#### Description of the task:
Repeat the material exactly, every line of it.

[Stored data]

+ + +

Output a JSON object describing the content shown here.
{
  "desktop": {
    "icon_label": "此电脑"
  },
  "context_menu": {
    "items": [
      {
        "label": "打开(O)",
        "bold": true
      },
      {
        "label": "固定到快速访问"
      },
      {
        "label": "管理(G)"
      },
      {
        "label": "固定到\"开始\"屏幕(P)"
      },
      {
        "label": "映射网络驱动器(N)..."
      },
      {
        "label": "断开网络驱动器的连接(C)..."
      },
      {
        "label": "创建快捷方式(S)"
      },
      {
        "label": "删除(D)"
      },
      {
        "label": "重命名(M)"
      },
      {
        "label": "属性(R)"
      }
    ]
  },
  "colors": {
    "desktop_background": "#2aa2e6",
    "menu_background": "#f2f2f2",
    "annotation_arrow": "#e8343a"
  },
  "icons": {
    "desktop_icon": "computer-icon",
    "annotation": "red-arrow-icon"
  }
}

+ + +

#### Solution to this exercise:
Output a JSON object describing the content shown here.
{
  "desktop": {
    "icon_label": "此电脑"
  },
  "context_menu": {
    "items": [
      {
        "label": "打开(O)",
        "bold": true
      },
      {
        "label": "固定到快速访问"
      },
      {
        "label": "管理(G)"
      },
      {
        "label": "固定到\"开始\"屏幕(P)"
      },
      {
        "label": "映射网络驱动器(N)..."
      },
      {
        "label": "断开网络驱动器的连接(C)..."
      },
      {
        "label": "创建快捷方式(S)"
      },
      {
        "label": "删除(D)"
      },
      {
        "label": "重命名(M)"
      },
      {
        "label": "属性(R)"
      }
    ]
  },
  "colors": {
    "desktop_background": "#2aa2e6",
    "menu_background": "#f2f2f2",
    "annotation_arrow": "#e8343a"
  },
  "icons": {
    "desktop_icon": "computer-icon",
    "annotation": "red-arrow-icon"
  }
}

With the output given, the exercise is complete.